(Element box records)
'''
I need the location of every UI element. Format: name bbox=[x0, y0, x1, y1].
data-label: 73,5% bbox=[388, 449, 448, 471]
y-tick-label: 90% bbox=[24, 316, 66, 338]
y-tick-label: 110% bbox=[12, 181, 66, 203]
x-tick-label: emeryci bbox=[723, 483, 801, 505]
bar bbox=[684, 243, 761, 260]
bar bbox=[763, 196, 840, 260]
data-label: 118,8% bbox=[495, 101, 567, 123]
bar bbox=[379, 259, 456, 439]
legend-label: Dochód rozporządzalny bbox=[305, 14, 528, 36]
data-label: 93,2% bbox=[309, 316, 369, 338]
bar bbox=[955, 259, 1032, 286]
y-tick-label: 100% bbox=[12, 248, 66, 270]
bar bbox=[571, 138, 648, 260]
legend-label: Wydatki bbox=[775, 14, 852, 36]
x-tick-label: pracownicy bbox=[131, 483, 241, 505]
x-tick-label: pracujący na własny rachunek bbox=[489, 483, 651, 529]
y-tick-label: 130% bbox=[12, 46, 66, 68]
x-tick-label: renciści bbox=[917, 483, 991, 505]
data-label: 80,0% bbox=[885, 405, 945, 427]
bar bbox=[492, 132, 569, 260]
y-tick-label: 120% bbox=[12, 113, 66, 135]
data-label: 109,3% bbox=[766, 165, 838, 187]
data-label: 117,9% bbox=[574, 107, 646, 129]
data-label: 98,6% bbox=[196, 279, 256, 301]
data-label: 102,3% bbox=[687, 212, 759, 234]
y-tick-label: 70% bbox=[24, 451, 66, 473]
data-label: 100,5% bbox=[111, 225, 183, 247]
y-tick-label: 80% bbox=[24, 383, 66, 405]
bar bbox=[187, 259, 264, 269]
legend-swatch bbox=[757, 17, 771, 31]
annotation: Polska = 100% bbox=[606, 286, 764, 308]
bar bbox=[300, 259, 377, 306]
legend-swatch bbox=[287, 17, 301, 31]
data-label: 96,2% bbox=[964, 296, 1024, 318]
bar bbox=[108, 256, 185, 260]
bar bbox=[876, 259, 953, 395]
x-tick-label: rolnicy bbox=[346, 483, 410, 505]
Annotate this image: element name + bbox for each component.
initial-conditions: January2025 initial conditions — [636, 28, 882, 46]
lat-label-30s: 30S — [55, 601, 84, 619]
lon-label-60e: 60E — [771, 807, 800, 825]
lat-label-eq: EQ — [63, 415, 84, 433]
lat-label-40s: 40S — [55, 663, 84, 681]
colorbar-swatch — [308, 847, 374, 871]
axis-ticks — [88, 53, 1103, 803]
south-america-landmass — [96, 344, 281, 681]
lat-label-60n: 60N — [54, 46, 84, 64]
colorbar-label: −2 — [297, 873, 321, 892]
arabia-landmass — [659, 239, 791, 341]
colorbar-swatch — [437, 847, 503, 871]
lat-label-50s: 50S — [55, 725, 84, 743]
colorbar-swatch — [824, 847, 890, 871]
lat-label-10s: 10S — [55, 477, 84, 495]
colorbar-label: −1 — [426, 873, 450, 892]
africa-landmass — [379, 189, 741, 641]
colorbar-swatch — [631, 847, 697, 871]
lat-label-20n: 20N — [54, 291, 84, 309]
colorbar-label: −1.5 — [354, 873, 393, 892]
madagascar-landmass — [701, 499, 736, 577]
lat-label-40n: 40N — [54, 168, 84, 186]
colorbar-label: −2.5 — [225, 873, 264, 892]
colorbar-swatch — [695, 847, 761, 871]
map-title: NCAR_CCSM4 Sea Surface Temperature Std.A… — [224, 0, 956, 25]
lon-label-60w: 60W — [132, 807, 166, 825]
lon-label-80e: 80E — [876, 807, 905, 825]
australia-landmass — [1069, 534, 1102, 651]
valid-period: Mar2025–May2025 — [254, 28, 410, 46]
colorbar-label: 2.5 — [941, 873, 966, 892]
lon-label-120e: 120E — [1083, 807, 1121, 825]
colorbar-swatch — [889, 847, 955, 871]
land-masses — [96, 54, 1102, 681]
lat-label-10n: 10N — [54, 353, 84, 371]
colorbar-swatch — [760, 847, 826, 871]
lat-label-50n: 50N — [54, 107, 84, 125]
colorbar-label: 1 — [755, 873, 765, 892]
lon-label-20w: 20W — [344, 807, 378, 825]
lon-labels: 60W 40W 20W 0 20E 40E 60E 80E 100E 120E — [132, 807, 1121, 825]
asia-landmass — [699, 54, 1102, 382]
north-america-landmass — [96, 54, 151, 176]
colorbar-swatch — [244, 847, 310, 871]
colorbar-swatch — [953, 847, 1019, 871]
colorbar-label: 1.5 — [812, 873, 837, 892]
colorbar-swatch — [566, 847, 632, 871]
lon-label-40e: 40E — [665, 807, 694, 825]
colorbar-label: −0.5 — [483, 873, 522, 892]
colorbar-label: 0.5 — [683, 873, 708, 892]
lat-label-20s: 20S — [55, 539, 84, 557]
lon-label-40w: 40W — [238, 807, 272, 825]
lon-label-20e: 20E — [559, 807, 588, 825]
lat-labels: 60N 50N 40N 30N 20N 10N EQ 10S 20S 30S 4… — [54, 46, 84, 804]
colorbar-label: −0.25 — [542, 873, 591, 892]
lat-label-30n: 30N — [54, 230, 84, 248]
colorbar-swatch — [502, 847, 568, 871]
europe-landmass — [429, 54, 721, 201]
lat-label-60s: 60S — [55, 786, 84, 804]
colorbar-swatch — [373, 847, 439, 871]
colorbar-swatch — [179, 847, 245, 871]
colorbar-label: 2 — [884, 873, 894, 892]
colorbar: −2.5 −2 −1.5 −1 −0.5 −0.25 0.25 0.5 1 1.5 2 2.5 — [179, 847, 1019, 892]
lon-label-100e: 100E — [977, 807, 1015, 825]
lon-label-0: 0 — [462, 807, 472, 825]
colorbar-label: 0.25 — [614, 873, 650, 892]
'''
Stated task | Copy out every line of the items above, character for character, without changing anything.

Expected output |
I need the location of every UI element. Format: name bbox=[x0, y0, x1, y1].
data-label: 73,5% bbox=[388, 449, 448, 471]
y-tick-label: 90% bbox=[24, 316, 66, 338]
y-tick-label: 110% bbox=[12, 181, 66, 203]
x-tick-label: emeryci bbox=[723, 483, 801, 505]
bar bbox=[684, 243, 761, 260]
bar bbox=[763, 196, 840, 260]
data-label: 118,8% bbox=[495, 101, 567, 123]
bar bbox=[379, 259, 456, 439]
legend-label: Dochód rozporządzalny bbox=[305, 14, 528, 36]
data-label: 93,2% bbox=[309, 316, 369, 338]
bar bbox=[955, 259, 1032, 286]
y-tick-label: 100% bbox=[12, 248, 66, 270]
bar bbox=[571, 138, 648, 260]
legend-label: Wydatki bbox=[775, 14, 852, 36]
x-tick-label: pracownicy bbox=[131, 483, 241, 505]
x-tick-label: pracujący na własny rachunek bbox=[489, 483, 651, 529]
y-tick-label: 130% bbox=[12, 46, 66, 68]
x-tick-label: renciści bbox=[917, 483, 991, 505]
data-label: 80,0% bbox=[885, 405, 945, 427]
bar bbox=[492, 132, 569, 260]
y-tick-label: 120% bbox=[12, 113, 66, 135]
data-label: 109,3% bbox=[766, 165, 838, 187]
data-label: 117,9% bbox=[574, 107, 646, 129]
data-label: 98,6% bbox=[196, 279, 256, 301]
data-label: 102,3% bbox=[687, 212, 759, 234]
y-tick-label: 70% bbox=[24, 451, 66, 473]
data-label: 100,5% bbox=[111, 225, 183, 247]
y-tick-label: 80% bbox=[24, 383, 66, 405]
bar bbox=[187, 259, 264, 269]
legend-swatch bbox=[757, 17, 771, 31]
annotation: Polska = 100% bbox=[606, 286, 764, 308]
bar bbox=[300, 259, 377, 306]
legend-swatch bbox=[287, 17, 301, 31]
data-label: 96,2% bbox=[964, 296, 1024, 318]
bar bbox=[108, 256, 185, 260]
bar bbox=[876, 259, 953, 395]
x-tick-label: rolnicy bbox=[346, 483, 410, 505]
Annotate this image: element name + bbox for each component.
initial-conditions: January2025 initial conditions — [636, 28, 882, 46]
lat-label-30s: 30S — [55, 601, 84, 619]
lon-label-60e: 60E — [771, 807, 800, 825]
lat-label-eq: EQ — [63, 415, 84, 433]
lat-label-40s: 40S — [55, 663, 84, 681]
colorbar-swatch — [308, 847, 374, 871]
axis-ticks — [88, 53, 1103, 803]
south-america-landmass — [96, 344, 281, 681]
lat-label-60n: 60N — [54, 46, 84, 64]
colorbar-label: −2 — [297, 873, 321, 892]
arabia-landmass — [659, 239, 791, 341]
colorbar-swatch — [437, 847, 503, 871]
lat-label-50s: 50S — [55, 725, 84, 743]
colorbar-swatch — [824, 847, 890, 871]
lat-label-10s: 10S — [55, 477, 84, 495]
colorbar-label: −1 — [426, 873, 450, 892]
africa-landmass — [379, 189, 741, 641]
colorbar-swatch — [631, 847, 697, 871]
lat-label-20n: 20N — [54, 291, 84, 309]
colorbar-label: −1.5 — [354, 873, 393, 892]
madagascar-landmass — [701, 499, 736, 577]
lat-label-40n: 40N — [54, 168, 84, 186]
colorbar-label: −2.5 — [225, 873, 264, 892]
colorbar-swatch — [695, 847, 761, 871]
map-title: NCAR_CCSM4 Sea Surface Temperature Std.A… — [224, 0, 956, 25]
lon-label-60w: 60W — [132, 807, 166, 825]
lon-label-80e: 80E — [876, 807, 905, 825]
australia-landmass — [1069, 534, 1102, 651]
valid-period: Mar2025–May2025 — [254, 28, 410, 46]
colorbar-label: 2.5 — [941, 873, 966, 892]
lon-label-120e: 120E — [1083, 807, 1121, 825]
colorbar-swatch — [889, 847, 955, 871]
land-masses — [96, 54, 1102, 681]
lat-label-10n: 10N — [54, 353, 84, 371]
colorbar-swatch — [760, 847, 826, 871]
lat-label-50n: 50N — [54, 107, 84, 125]
colorbar-label: 1 — [755, 873, 765, 892]
lon-label-20w: 20W — [344, 807, 378, 825]
lon-labels: 60W 40W 20W 0 20E 40E 60E 80E 100E 120E — [132, 807, 1121, 825]
asia-landmass — [699, 54, 1102, 382]
north-america-landmass — [96, 54, 151, 176]
colorbar-swatch — [244, 847, 310, 871]
colorbar-swatch — [953, 847, 1019, 871]
colorbar-label: 1.5 — [812, 873, 837, 892]
colorbar-swatch — [566, 847, 632, 871]
lon-label-40e: 40E — [665, 807, 694, 825]
colorbar-label: −0.5 — [483, 873, 522, 892]
colorbar-label: 0.5 — [683, 873, 708, 892]
lat-label-20s: 20S — [55, 539, 84, 557]
lon-label-40w: 40W — [238, 807, 272, 825]
lon-label-20e: 20E — [559, 807, 588, 825]
lat-labels: 60N 50N 40N 30N 20N 10N EQ 10S 20S 30S 4… — [54, 46, 84, 804]
colorbar-label: −0.25 — [542, 873, 591, 892]
lat-label-30n: 30N — [54, 230, 84, 248]
colorbar-swatch — [502, 847, 568, 871]
europe-landmass — [429, 54, 721, 201]
lat-label-60s: 60S — [55, 786, 84, 804]
colorbar-swatch — [373, 847, 439, 871]
colorbar-swatch — [179, 847, 245, 871]
colorbar-label: 2 — [884, 873, 894, 892]
colorbar: −2.5 −2 −1.5 −1 −0.5 −0.25 0.25 0.5 1 1.5 2 2.5 — [179, 847, 1019, 892]
lon-label-100e: 100E — [977, 807, 1015, 825]
lon-label-0: 0 — [462, 807, 472, 825]
colorbar-label: 0.25 — [614, 873, 650, 892]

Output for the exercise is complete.